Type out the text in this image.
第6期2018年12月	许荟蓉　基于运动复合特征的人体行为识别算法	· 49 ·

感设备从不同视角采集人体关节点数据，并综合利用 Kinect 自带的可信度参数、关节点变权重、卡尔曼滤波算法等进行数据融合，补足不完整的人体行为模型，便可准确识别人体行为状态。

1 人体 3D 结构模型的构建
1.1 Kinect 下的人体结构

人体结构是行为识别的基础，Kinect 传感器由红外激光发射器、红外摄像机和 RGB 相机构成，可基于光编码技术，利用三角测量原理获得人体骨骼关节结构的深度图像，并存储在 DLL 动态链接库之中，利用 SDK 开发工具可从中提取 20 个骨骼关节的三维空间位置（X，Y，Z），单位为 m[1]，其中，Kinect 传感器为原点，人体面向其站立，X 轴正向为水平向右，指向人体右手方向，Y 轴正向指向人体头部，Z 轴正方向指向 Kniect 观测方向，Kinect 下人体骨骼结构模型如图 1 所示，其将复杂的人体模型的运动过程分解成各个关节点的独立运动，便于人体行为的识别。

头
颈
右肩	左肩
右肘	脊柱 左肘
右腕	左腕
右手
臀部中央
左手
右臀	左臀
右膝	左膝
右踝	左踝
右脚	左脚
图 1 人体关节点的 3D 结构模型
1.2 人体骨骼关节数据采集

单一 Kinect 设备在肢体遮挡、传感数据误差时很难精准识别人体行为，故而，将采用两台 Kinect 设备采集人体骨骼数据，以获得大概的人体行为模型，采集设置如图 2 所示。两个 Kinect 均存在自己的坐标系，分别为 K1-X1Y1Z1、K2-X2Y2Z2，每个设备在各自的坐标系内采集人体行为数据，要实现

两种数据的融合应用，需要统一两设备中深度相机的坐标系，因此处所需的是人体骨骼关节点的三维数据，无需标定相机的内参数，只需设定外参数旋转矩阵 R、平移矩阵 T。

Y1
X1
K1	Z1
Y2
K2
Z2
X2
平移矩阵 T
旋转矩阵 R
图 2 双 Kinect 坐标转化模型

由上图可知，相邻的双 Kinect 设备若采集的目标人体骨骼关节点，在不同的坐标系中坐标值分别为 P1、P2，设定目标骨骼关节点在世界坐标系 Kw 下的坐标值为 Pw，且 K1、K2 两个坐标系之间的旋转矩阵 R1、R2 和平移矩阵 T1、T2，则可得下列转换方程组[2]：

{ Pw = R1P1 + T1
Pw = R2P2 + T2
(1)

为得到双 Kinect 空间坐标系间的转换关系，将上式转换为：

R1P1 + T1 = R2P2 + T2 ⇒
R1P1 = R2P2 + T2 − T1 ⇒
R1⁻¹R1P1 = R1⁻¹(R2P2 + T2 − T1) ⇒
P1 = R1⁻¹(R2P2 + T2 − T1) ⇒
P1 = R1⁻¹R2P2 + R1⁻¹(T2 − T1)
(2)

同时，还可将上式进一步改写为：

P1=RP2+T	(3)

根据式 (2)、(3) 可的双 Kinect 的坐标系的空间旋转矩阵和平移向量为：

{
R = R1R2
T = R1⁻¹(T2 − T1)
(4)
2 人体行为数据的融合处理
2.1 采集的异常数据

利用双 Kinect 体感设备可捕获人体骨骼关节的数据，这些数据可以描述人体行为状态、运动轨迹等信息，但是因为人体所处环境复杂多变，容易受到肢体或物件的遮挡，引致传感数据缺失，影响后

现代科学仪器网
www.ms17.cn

▶ _SET TASK_: Give the records above again, word for word.

▶ _THE RESULT_:
Type out the text in this image.
第6期2018年12月	许荟蓉　基于运动复合特征的人体行为识别算法	· 49 ·

感设备从不同视角采集人体关节点数据，并综合利用 Kinect 自带的可信度参数、关节点变权重、卡尔曼滤波算法等进行数据融合，补足不完整的人体行为模型，便可准确识别人体行为状态。

1 人体 3D 结构模型的构建
1.1 Kinect 下的人体结构

人体结构是行为识别的基础，Kinect 传感器由红外激光发射器、红外摄像机和 RGB 相机构成，可基于光编码技术，利用三角测量原理获得人体骨骼关节结构的深度图像，并存储在 DLL 动态链接库之中，利用 SDK 开发工具可从中提取 20 个骨骼关节的三维空间位置（X，Y，Z），单位为 m[1]，其中，Kinect 传感器为原点，人体面向其站立，X 轴正向为水平向右，指向人体右手方向，Y 轴正向指向人体头部，Z 轴正方向指向 Kniect 观测方向，Kinect 下人体骨骼结构模型如图 1 所示，其将复杂的人体模型的运动过程分解成各个关节点的独立运动，便于人体行为的识别。

头
颈
右肩	左肩
右肘	脊柱 左肘
右腕	左腕
右手
臀部中央
左手
右臀	左臀
右膝	左膝
右踝	左踝
右脚	左脚
图 1 人体关节点的 3D 结构模型
1.2 人体骨骼关节数据采集

单一 Kinect 设备在肢体遮挡、传感数据误差时很难精准识别人体行为，故而，将采用两台 Kinect 设备采集人体骨骼数据，以获得大概的人体行为模型，采集设置如图 2 所示。两个 Kinect 均存在自己的坐标系，分别为 K1-X1Y1Z1、K2-X2Y2Z2，每个设备在各自的坐标系内采集人体行为数据，要实现

两种数据的融合应用，需要统一两设备中深度相机的坐标系，因此处所需的是人体骨骼关节点的三维数据，无需标定相机的内参数，只需设定外参数旋转矩阵 R、平移矩阵 T。

Y1
X1
K1	Z1
Y2
K2
Z2
X2
平移矩阵 T
旋转矩阵 R
图 2 双 Kinect 坐标转化模型

由上图可知，相邻的双 Kinect 设备若采集的目标人体骨骼关节点，在不同的坐标系中坐标值分别为 P1、P2，设定目标骨骼关节点在世界坐标系 Kw 下的坐标值为 Pw，且 K1、K2 两个坐标系之间的旋转矩阵 R1、R2 和平移矩阵 T1、T2，则可得下列转换方程组[2]：

{ Pw = R1P1 + T1
Pw = R2P2 + T2
(1)

为得到双 Kinect 空间坐标系间的转换关系，将上式转换为：

R1P1 + T1 = R2P2 + T2 ⇒
R1P1 = R2P2 + T2 − T1 ⇒
R1⁻¹R1P1 = R1⁻¹(R2P2 + T2 − T1) ⇒
P1 = R1⁻¹(R2P2 + T2 − T1) ⇒
P1 = R1⁻¹R2P2 + R1⁻¹(T2 − T1)
(2)

同时，还可将上式进一步改写为：

P1=RP2+T	(3)

根据式 (2)、(3) 可的双 Kinect 的坐标系的空间旋转矩阵和平移向量为：

{
R = R1R2
T = R1⁻¹(T2 − T1)
(4)
2 人体行为数据的融合处理
2.1 采集的异常数据

利用双 Kinect 体感设备可捕获人体骨骼关节的数据，这些数据可以描述人体行为状态、运动轨迹等信息，但是因为人体所处环境复杂多变，容易受到肢体或物件的遮挡，引致传感数据缺失，影响后

现代科学仪器网
www.ms17.cn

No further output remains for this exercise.